--- Supplied data ---

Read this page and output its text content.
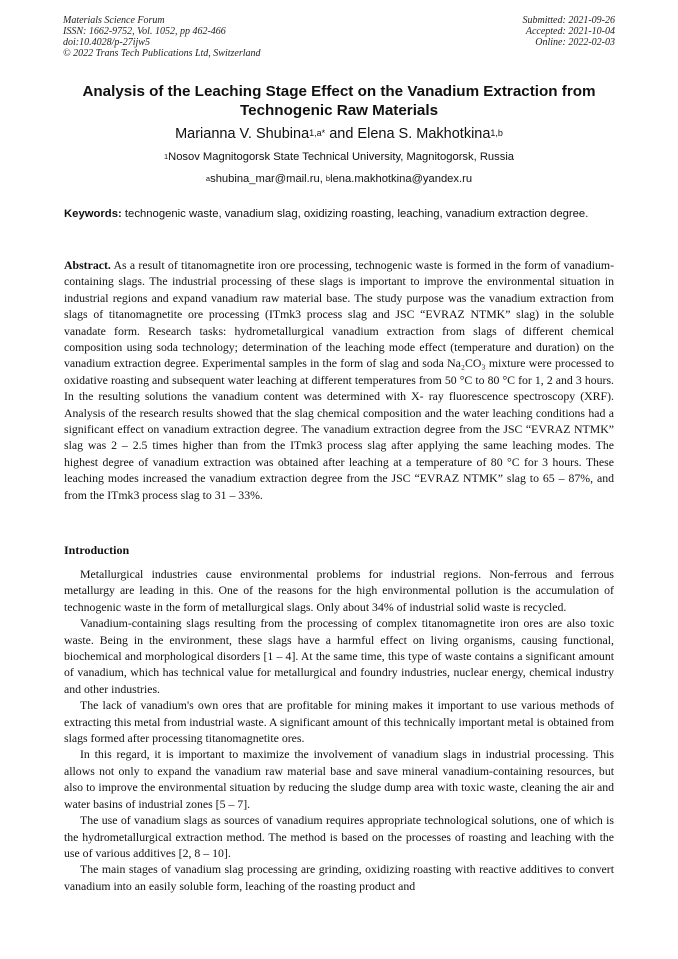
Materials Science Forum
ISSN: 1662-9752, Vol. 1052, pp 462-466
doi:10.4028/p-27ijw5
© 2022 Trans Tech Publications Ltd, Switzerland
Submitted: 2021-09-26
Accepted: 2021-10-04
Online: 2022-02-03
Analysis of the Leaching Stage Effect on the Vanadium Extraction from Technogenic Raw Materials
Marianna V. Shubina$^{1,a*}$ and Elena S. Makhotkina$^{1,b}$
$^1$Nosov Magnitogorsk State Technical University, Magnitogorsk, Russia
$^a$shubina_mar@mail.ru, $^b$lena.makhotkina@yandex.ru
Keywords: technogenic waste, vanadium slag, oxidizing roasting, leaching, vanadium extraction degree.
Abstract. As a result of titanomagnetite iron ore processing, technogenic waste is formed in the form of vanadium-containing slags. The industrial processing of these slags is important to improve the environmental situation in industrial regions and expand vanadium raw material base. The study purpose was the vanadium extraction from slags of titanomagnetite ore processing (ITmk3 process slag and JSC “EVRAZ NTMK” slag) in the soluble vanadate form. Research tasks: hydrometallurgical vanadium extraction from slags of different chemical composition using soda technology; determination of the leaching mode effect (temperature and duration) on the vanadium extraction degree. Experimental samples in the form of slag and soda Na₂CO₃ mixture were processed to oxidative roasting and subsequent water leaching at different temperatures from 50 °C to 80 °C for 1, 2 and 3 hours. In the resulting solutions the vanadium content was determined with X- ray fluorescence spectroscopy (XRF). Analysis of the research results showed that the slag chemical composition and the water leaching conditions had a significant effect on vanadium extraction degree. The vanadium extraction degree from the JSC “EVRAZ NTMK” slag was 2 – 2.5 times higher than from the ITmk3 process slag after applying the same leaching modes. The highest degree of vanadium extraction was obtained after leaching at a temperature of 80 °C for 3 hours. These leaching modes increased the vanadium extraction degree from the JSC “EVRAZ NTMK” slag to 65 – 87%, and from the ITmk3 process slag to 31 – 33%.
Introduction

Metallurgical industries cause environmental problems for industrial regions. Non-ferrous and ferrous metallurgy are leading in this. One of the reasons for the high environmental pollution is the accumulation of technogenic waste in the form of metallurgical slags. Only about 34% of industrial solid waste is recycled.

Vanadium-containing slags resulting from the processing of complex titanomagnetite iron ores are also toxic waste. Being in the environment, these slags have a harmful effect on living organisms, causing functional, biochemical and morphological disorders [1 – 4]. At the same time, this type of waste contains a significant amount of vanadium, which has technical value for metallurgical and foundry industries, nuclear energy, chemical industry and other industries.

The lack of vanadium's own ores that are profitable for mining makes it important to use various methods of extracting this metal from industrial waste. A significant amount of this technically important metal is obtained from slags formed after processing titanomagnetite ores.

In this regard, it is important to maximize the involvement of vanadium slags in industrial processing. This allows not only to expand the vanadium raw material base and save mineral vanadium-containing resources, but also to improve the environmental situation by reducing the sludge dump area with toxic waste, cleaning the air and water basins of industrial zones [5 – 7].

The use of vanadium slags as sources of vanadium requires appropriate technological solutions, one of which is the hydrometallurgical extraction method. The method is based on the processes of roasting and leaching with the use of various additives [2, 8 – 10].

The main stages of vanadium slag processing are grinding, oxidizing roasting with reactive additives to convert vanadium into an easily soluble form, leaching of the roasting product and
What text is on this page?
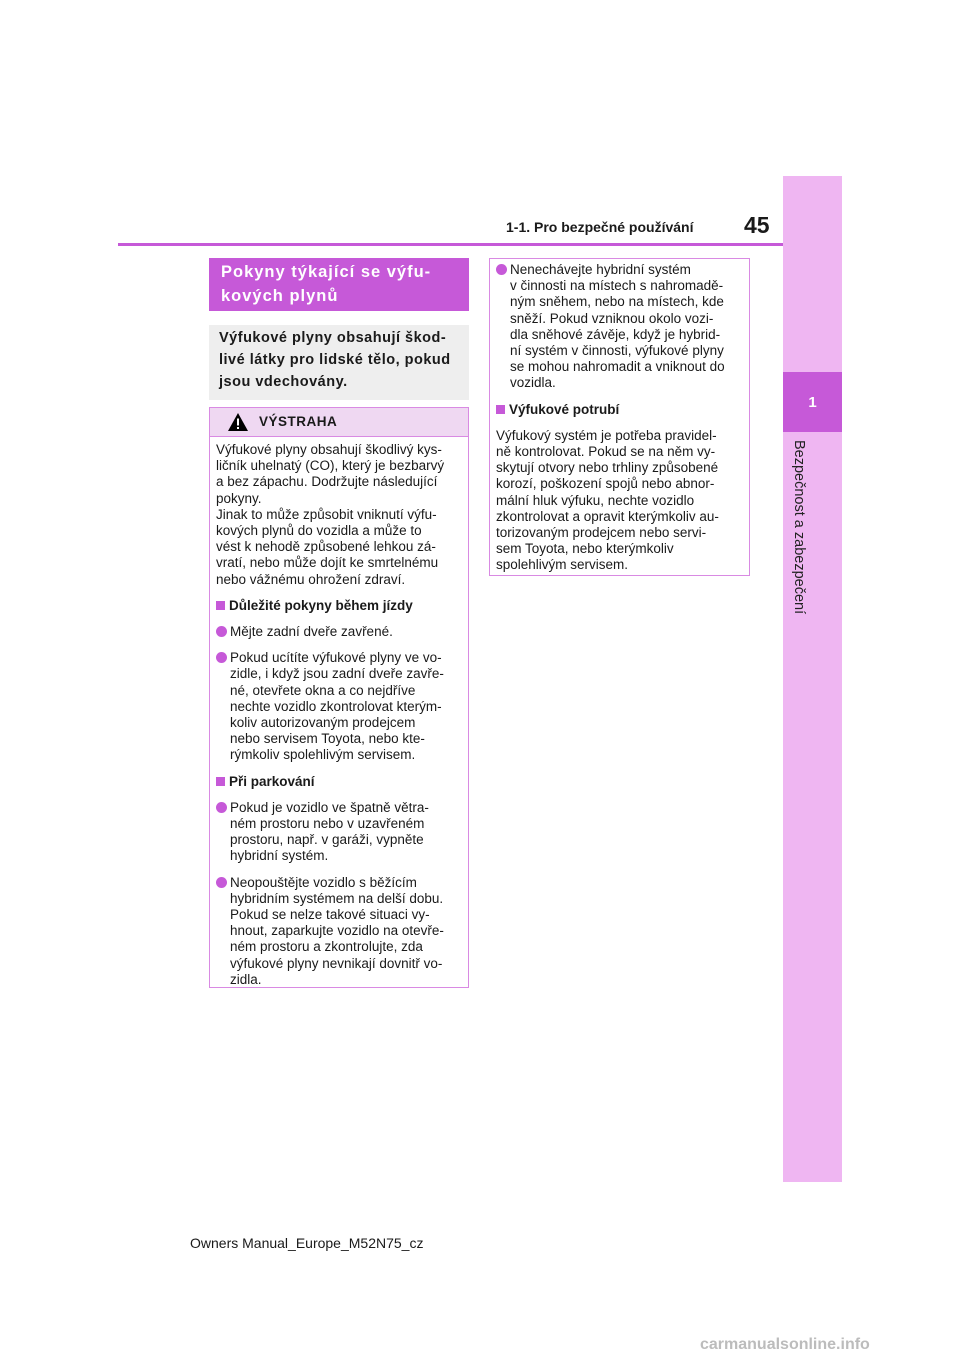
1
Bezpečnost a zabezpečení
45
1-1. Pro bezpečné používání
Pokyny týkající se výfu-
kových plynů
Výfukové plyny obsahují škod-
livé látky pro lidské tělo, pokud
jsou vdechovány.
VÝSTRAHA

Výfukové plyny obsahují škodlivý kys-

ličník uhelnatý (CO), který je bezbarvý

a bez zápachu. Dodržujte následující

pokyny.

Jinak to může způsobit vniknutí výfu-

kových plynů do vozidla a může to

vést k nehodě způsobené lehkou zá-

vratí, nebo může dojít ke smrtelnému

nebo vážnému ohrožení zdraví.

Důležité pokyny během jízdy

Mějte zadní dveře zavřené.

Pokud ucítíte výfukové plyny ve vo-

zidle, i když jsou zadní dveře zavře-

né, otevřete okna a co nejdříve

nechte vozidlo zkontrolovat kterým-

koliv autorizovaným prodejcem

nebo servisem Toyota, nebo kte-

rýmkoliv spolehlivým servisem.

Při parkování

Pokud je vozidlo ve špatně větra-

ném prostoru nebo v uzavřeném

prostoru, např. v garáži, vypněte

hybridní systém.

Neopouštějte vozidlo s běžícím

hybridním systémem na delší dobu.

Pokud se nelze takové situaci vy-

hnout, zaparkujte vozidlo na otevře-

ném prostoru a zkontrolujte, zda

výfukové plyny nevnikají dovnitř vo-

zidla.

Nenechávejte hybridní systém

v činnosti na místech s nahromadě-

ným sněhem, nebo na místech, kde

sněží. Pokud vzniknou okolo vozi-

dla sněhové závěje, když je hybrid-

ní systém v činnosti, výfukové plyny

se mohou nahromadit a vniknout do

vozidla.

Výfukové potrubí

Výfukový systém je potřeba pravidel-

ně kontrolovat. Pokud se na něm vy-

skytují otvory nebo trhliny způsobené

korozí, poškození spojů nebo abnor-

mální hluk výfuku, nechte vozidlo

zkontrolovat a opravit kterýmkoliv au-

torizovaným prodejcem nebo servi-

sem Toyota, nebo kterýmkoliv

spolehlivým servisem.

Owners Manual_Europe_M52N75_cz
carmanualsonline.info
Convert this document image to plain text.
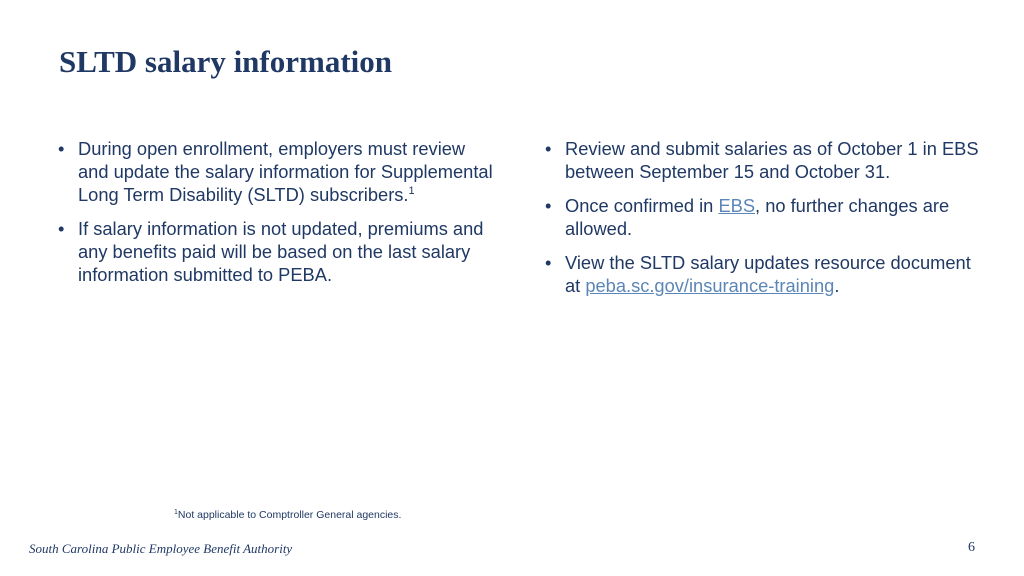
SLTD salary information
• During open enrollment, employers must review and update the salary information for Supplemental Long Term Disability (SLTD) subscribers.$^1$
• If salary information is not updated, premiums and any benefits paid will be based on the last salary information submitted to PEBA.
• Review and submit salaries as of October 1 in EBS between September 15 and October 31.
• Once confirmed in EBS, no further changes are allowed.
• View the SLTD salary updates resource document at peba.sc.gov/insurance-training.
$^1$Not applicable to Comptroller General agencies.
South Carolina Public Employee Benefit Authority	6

---

Exercise task: Repeat the material above in full and exactly, apart from the pictures.

Result for this exercise:
Read this page and output its text content.
Materials Science Forum
ISSN: 1662-9752, Vol. 1052, pp 462-466
doi:10.4028/p-27ijw5
© 2022 Trans Tech Publications Ltd, Switzerland
Submitted: 2021-09-26
Accepted: 2021-10-04
Online: 2022-02-03
Analysis of the Leaching Stage Effect on the Vanadium Extraction from Technogenic Raw Materials
Marianna V. Shubina$^{1,a*}$ and Elena S. Makhotkina$^{1,b}$
$^1$Nosov Magnitogorsk State Technical University, Magnitogorsk, Russia
$^a$shubina_mar@mail.ru, $^b$lena.makhotkina@yandex.ru
Keywords: technogenic waste, vanadium slag, oxidizing roasting, leaching, vanadium extraction degree.
Abstract. As a result of titanomagnetite iron ore processing, technogenic waste is formed in the form of vanadium-containing slags. The industrial processing of these slags is important to improve the environmental situation in industrial regions and expand vanadium raw material base. The study purpose was the vanadium extraction from slags of titanomagnetite ore processing (ITmk3 process slag and JSC “EVRAZ NTMK” slag) in the soluble vanadate form. Research tasks: hydrometallurgical vanadium extraction from slags of different chemical composition using soda technology; determination of the leaching mode effect (temperature and duration) on the vanadium extraction degree. Experimental samples in the form of slag and soda Na₂CO₃ mixture were processed to oxidative roasting and subsequent water leaching at different temperatures from 50 °C to 80 °C for 1, 2 and 3 hours. In the resulting solutions the vanadium content was determined with X- ray fluorescence spectroscopy (XRF). Analysis of the research results showed that the slag chemical composition and the water leaching conditions had a significant effect on vanadium extraction degree. The vanadium extraction degree from the JSC “EVRAZ NTMK” slag was 2 – 2.5 times higher than from the ITmk3 process slag after applying the same leaching modes. The highest degree of vanadium extraction was obtained after leaching at a temperature of 80 °C for 3 hours. These leaching modes increased the vanadium extraction degree from the JSC “EVRAZ NTMK” slag to 65 – 87%, and from the ITmk3 process slag to 31 – 33%.
Introduction

Metallurgical industries cause environmental problems for industrial regions. Non-ferrous and ferrous metallurgy are leading in this. One of the reasons for the high environmental pollution is the accumulation of technogenic waste in the form of metallurgical slags. Only about 34% of industrial solid waste is recycled.

Vanadium-containing slags resulting from the processing of complex titanomagnetite iron ores are also toxic waste. Being in the environment, these slags have a harmful effect on living organisms, causing functional, biochemical and morphological disorders [1 – 4]. At the same time, this type of waste contains a significant amount of vanadium, which has technical value for metallurgical and foundry industries, nuclear energy, chemical industry and other industries.

The lack of vanadium's own ores that are profitable for mining makes it important to use various methods of extracting this metal from industrial waste. A significant amount of this technically important metal is obtained from slags formed after processing titanomagnetite ores.

In this regard, it is important to maximize the involvement of vanadium slags in industrial processing. This allows not only to expand the vanadium raw material base and save mineral vanadium-containing resources, but also to improve the environmental situation by reducing the sludge dump area with toxic waste, cleaning the air and water basins of industrial zones [5 – 7].

The use of vanadium slags as sources of vanadium requires appropriate technological solutions, one of which is the hydrometallurgical extraction method. The method is based on the processes of roasting and leaching with the use of various additives [2, 8 – 10].

The main stages of vanadium slag processing are grinding, oxidizing roasting with reactive additives to convert vanadium into an easily soluble form, leaching of the roasting product and
What text is on this page?
1
Bezpečnost a zabezpečení
45
1-1. Pro bezpečné používání
Pokyny týkající se výfu-
kových plynů
Výfukové plyny obsahují škod-
livé látky pro lidské tělo, pokud
jsou vdechovány.
VÝSTRAHA

Výfukové plyny obsahují škodlivý kys-

ličník uhelnatý (CO), který je bezbarvý

a bez zápachu. Dodržujte následující

pokyny.

Jinak to může způsobit vniknutí výfu-

kových plynů do vozidla a může to

vést k nehodě způsobené lehkou zá-

vratí, nebo může dojít ke smrtelnému

nebo vážnému ohrožení zdraví.

Důležité pokyny během jízdy

Mějte zadní dveře zavřené.

Pokud ucítíte výfukové plyny ve vo-

zidle, i když jsou zadní dveře zavře-

né, otevřete okna a co nejdříve

nechte vozidlo zkontrolovat kterým-

koliv autorizovaným prodejcem

nebo servisem Toyota, nebo kte-

rýmkoliv spolehlivým servisem.

Při parkování

Pokud je vozidlo ve špatně větra-

ném prostoru nebo v uzavřeném

prostoru, např. v garáži, vypněte

hybridní systém.

Neopouštějte vozidlo s běžícím

hybridním systémem na delší dobu.

Pokud se nelze takové situaci vy-

hnout, zaparkujte vozidlo na otevře-

ném prostoru a zkontrolujte, zda

výfukové plyny nevnikají dovnitř vo-

zidla.

Nenechávejte hybridní systém

v činnosti na místech s nahromadě-

ným sněhem, nebo na místech, kde

sněží. Pokud vzniknou okolo vozi-

dla sněhové závěje, když je hybrid-

ní systém v činnosti, výfukové plyny

se mohou nahromadit a vniknout do

vozidla.

Výfukové potrubí

Výfukový systém je potřeba pravidel-

ně kontrolovat. Pokud se na něm vy-

skytují otvory nebo trhliny způsobené

korozí, poškození spojů nebo abnor-

mální hluk výfuku, nechte vozidlo

zkontrolovat a opravit kterýmkoliv au-

torizovaným prodejcem nebo servi-

sem Toyota, nebo kterýmkoliv

spolehlivým servisem.

Owners Manual_Europe_M52N75_cz
carmanualsonline.info
Convert this document image to plain text.
SLTD salary information
• During open enrollment, employers must review and update the salary information for Supplemental Long Term Disability (SLTD) subscribers.$^1$
• If salary information is not updated, premiums and any benefits paid will be based on the last salary information submitted to PEBA.
• Review and submit salaries as of October 1 in EBS between September 15 and October 31.
• Once confirmed in EBS, no further changes are allowed.
• View the SLTD salary updates resource document at peba.sc.gov/insurance-training.
$^1$Not applicable to Comptroller General agencies.
South Carolina Public Employee Benefit Authority	6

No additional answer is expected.